╭─ Data for this exercise

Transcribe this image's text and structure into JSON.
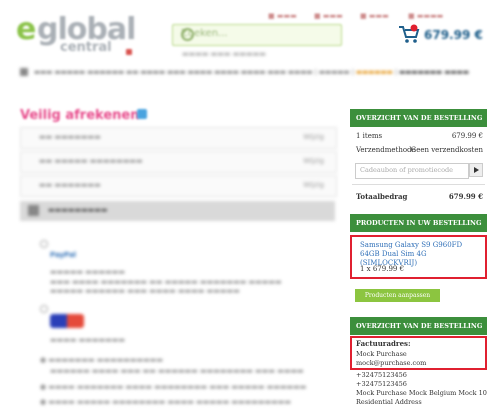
{
  "header": {
    "logo_e": "e",
    "logo_global": "global",
    "logo_central": "central",
    "search_placeholder": "Zoeken...",
    "cart_total": "679.99 €"
  },
  "checkout": {
    "title": "Veilig afrekenen",
    "wijzig": "Wijzig"
  },
  "summary": {
    "heading": "OVERZICHT VAN DE BESTELLING",
    "items_label": "1 items",
    "items_value": "679.99 €",
    "shipping_label": "Verzendmethode",
    "shipping_value": "Geen verzendkosten",
    "promo_placeholder": "Cadeaubon of promotiecode",
    "total_label": "Totaalbedrag",
    "total_value": "679.99 €"
  },
  "products": {
    "heading": "PRODUCTEN IN UW BESTELLING",
    "name": "Samsung Galaxy S9 G960FD 64GB Dual Sim 4G (SIMLOCKVRIJ)",
    "qty_price": "1 x  679.99 €",
    "button": "Producten aanpassen"
  },
  "billing": {
    "heading": "OVERZICHT VAN DE BESTELLING",
    "label": "Factuuradres:",
    "name": "Mock Purchase",
    "email": "mock@purchase.com",
    "phone1": "+32475123456",
    "phone2": "+32475123456",
    "address": "Mock Purchase Mock Belgium Mock 1000",
    "type": "Residential Address"
  },
  "colors": {
    "panel_green": "#3c8f3c",
    "highlight_red": "#e02030",
    "link_blue": "#3070b8",
    "button_green": "#8cc540",
    "title_pink": "#e74c8c"
  }
}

╰─

● **What to produce**: Return the listing above word for word, with the pictures removed.

● **Solution for this exercise**:
Transcribe this image's text and structure into JSON.
{
  "header": {
    "logo_e": "e",
    "logo_global": "global",
    "logo_central": "central",
    "search_placeholder": "Zoeken...",
    "cart_total": "679.99 €"
  },
  "checkout": {
    "title": "Veilig afrekenen",
    "wijzig": "Wijzig"
  },
  "summary": {
    "heading": "OVERZICHT VAN DE BESTELLING",
    "items_label": "1 items",
    "items_value": "679.99 €",
    "shipping_label": "Verzendmethode",
    "shipping_value": "Geen verzendkosten",
    "promo_placeholder": "Cadeaubon of promotiecode",
    "total_label": "Totaalbedrag",
    "total_value": "679.99 €"
  },
  "products": {
    "heading": "PRODUCTEN IN UW BESTELLING",
    "name": "Samsung Galaxy S9 G960FD 64GB Dual Sim 4G (SIMLOCKVRIJ)",
    "qty_price": "1 x  679.99 €",
    "button": "Producten aanpassen"
  },
  "billing": {
    "heading": "OVERZICHT VAN DE BESTELLING",
    "label": "Factuuradres:",
    "name": "Mock Purchase",
    "email": "mock@purchase.com",
    "phone1": "+32475123456",
    "phone2": "+32475123456",
    "address": "Mock Purchase Mock Belgium Mock 1000",
    "type": "Residential Address"
  },
  "colors": {
    "panel_green": "#3c8f3c",
    "highlight_red": "#e02030",
    "link_blue": "#3070b8",
    "button_green": "#8cc540",
    "title_pink": "#e74c8c"
  }
}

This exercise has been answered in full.